### DATA ENTRIES
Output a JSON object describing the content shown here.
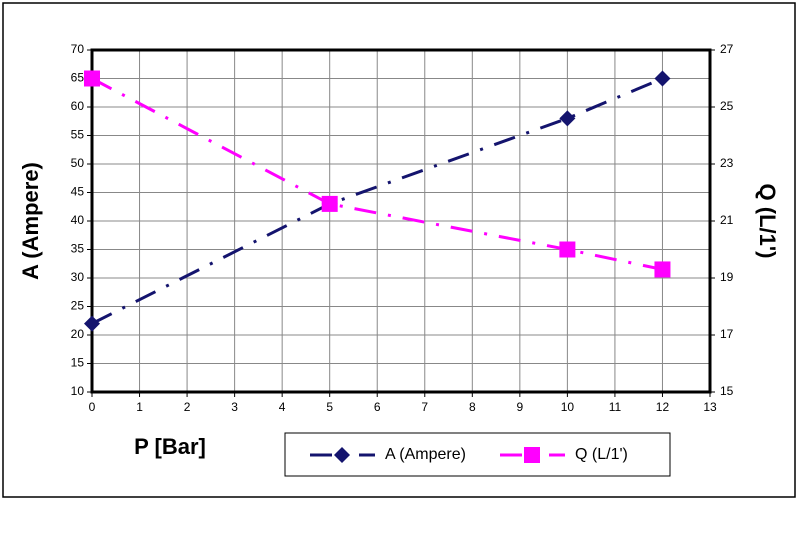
{
  "chart_data": {
    "type": "line",
    "x_label": "P [Bar]",
    "y_label": "A (Ampere)",
    "y2_label": "Q (L/1')",
    "x": [
      0,
      5,
      10,
      12
    ],
    "series": [
      {
        "name": "A (Ampere)",
        "color": "#14146e",
        "marker": "diamond",
        "values": [
          22,
          43,
          58,
          65
        ]
      },
      {
        "name": "Q (L/1')",
        "color": "#ff00ff",
        "marker": "square",
        "axis": "y2",
        "values": [
          26,
          21.6,
          20,
          19.3
        ]
      }
    ],
    "xlim": [
      0,
      13
    ],
    "xticks": [
      0,
      1,
      2,
      3,
      4,
      5,
      6,
      7,
      8,
      9,
      10,
      11,
      12,
      13
    ],
    "ylim": [
      10,
      70
    ],
    "yticks": [
      10,
      15,
      20,
      25,
      30,
      35,
      40,
      45,
      50,
      55,
      60,
      65,
      70
    ],
    "y2lim": [
      15,
      27
    ],
    "y2ticks": [
      15,
      17,
      19,
      21,
      23,
      25,
      27
    ],
    "grid": true
  }
}
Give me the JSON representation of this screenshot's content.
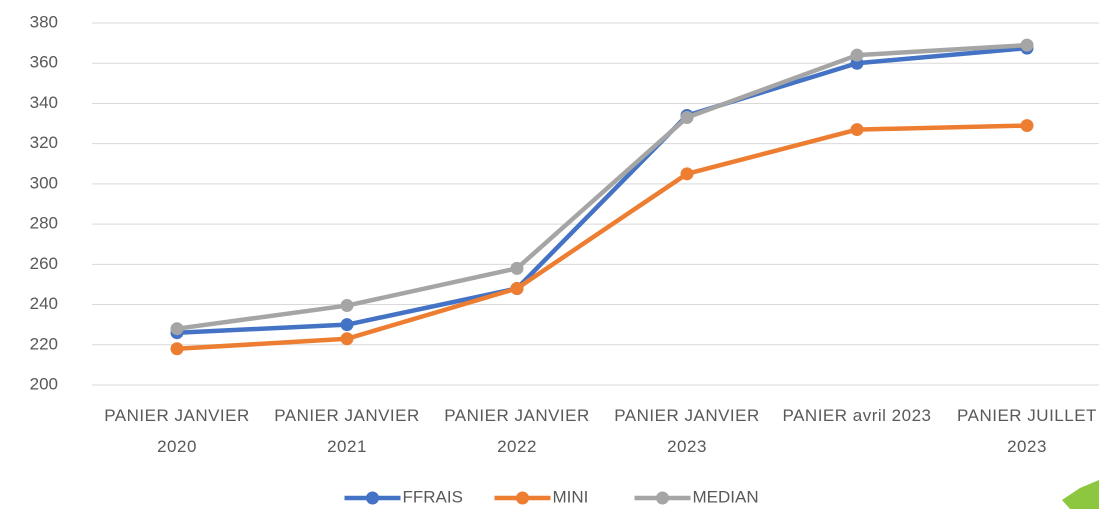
{
  "chart_data": {
    "type": "line",
    "categories": [
      "PANIER JANVIER 2020",
      "PANIER JANVIER 2021",
      "PANIER JANVIER 2022",
      "PANIER JANVIER 2023",
      "PANIER avril 2023",
      "PANIER JUILLET 2023"
    ],
    "series": [
      {
        "name": "FFRAIS",
        "color": "#4472c4",
        "values": [
          226,
          230,
          248,
          334,
          360,
          367.5
        ]
      },
      {
        "name": "MINI",
        "color": "#ed7d31",
        "values": [
          218,
          223,
          248,
          305,
          327,
          329
        ]
      },
      {
        "name": "MEDIAN",
        "color": "#a5a5a5",
        "values": [
          228,
          239.5,
          258,
          333,
          364,
          369
        ]
      }
    ],
    "ylim": [
      200,
      380
    ],
    "yticks": [
      200,
      220,
      240,
      260,
      280,
      300,
      320,
      340,
      360,
      380
    ],
    "grid": true,
    "legend": "bottom"
  }
}
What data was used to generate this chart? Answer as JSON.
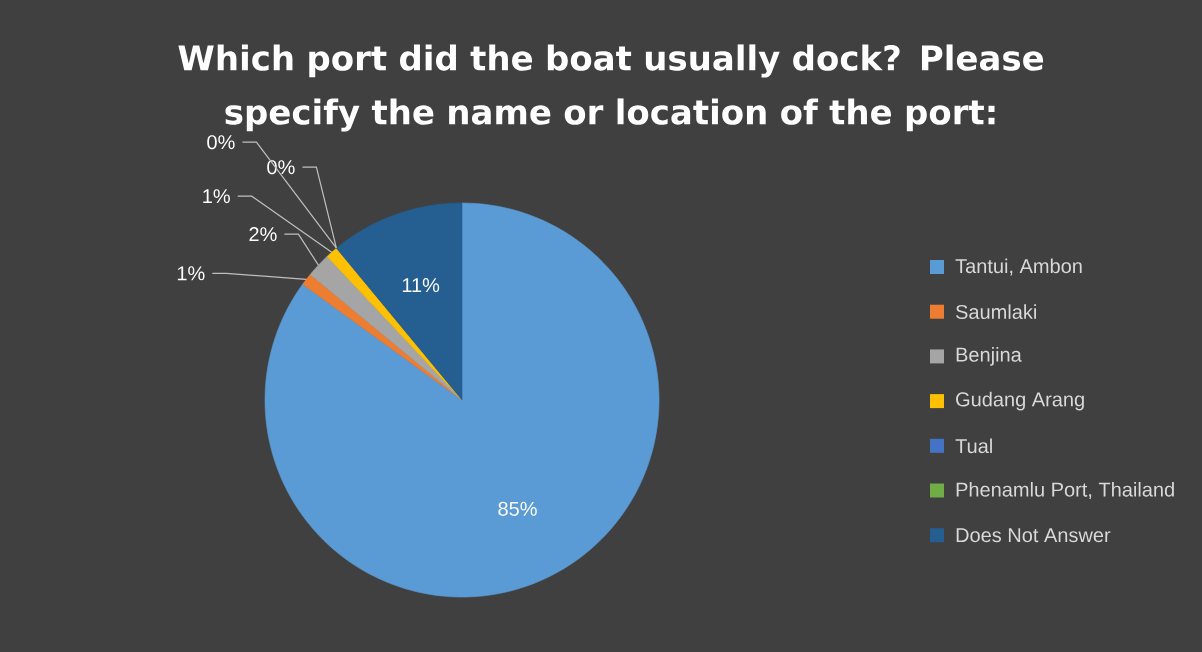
{
  "chart_data": {
    "type": "pie",
    "title": "Which port did the boat usually dock? Please specify the name or location of the port:",
    "categories": [
      "Tantui, Ambon",
      "Saumlaki",
      "Benjina",
      "Gudang Arang",
      "Tual",
      "Phenamlu Port, Thailand",
      "Does Not Answer"
    ],
    "values": [
      85,
      1,
      2,
      1,
      0,
      0,
      11
    ],
    "value_labels": [
      "85%",
      "1%",
      "2%",
      "1%",
      "0%",
      "0%",
      "11%"
    ],
    "colors": [
      "#5b9bd5",
      "#ed7d31",
      "#a5a5a5",
      "#ffc000",
      "#4472c4",
      "#70ad47",
      "#255e91"
    ],
    "legend": "right"
  }
}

### AIM
Return all the entries word for word, but omit any pictures they contain.

### EXPECTED OUTPUT
Output a JSON object describing the content shown here.
{
  "chart_data": {
    "type": "line",
    "x_label": "P [Bar]",
    "y_label": "A (Ampere)",
    "y2_label": "Q (L/1')",
    "x": [
      0,
      5,
      10,
      12
    ],
    "series": [
      {
        "name": "A (Ampere)",
        "color": "#14146e",
        "marker": "diamond",
        "values": [
          22,
          43,
          58,
          65
        ]
      },
      {
        "name": "Q (L/1')",
        "color": "#ff00ff",
        "marker": "square",
        "axis": "y2",
        "values": [
          26,
          21.6,
          20,
          19.3
        ]
      }
    ],
    "xlim": [
      0,
      13
    ],
    "xticks": [
      0,
      1,
      2,
      3,
      4,
      5,
      6,
      7,
      8,
      9,
      10,
      11,
      12,
      13
    ],
    "ylim": [
      10,
      70
    ],
    "yticks": [
      10,
      15,
      20,
      25,
      30,
      35,
      40,
      45,
      50,
      55,
      60,
      65,
      70
    ],
    "y2lim": [
      15,
      27
    ],
    "y2ticks": [
      15,
      17,
      19,
      21,
      23,
      25,
      27
    ],
    "grid": true
  }
}
Give me the JSON representation of this screenshot's content.
{
  "chart_data": {
    "type": "line",
    "categories": [
      "PANIER JANVIER 2020",
      "PANIER JANVIER 2021",
      "PANIER JANVIER 2022",
      "PANIER JANVIER 2023",
      "PANIER avril 2023",
      "PANIER JUILLET 2023"
    ],
    "series": [
      {
        "name": "FFRAIS",
        "color": "#4472c4",
        "values": [
          226,
          230,
          248,
          334,
          360,
          367.5
        ]
      },
      {
        "name": "MINI",
        "color": "#ed7d31",
        "values": [
          218,
          223,
          248,
          305,
          327,
          329
        ]
      },
      {
        "name": "MEDIAN",
        "color": "#a5a5a5",
        "values": [
          228,
          239.5,
          258,
          333,
          364,
          369
        ]
      }
    ],
    "ylim": [
      200,
      380
    ],
    "yticks": [
      200,
      220,
      240,
      260,
      280,
      300,
      320,
      340,
      360,
      380
    ],
    "grid": true,
    "legend": "bottom"
  }
}
What data was used to generate this chart? Answer as JSON.
{
  "chart_data": {
    "type": "pie",
    "title": "Which port did the boat usually dock? Please specify the name or location of the port:",
    "categories": [
      "Tantui, Ambon",
      "Saumlaki",
      "Benjina",
      "Gudang Arang",
      "Tual",
      "Phenamlu Port, Thailand",
      "Does Not Answer"
    ],
    "values": [
      85,
      1,
      2,
      1,
      0,
      0,
      11
    ],
    "value_labels": [
      "85%",
      "1%",
      "2%",
      "1%",
      "0%",
      "0%",
      "11%"
    ],
    "colors": [
      "#5b9bd5",
      "#ed7d31",
      "#a5a5a5",
      "#ffc000",
      "#4472c4",
      "#70ad47",
      "#255e91"
    ],
    "legend": "right"
  }
}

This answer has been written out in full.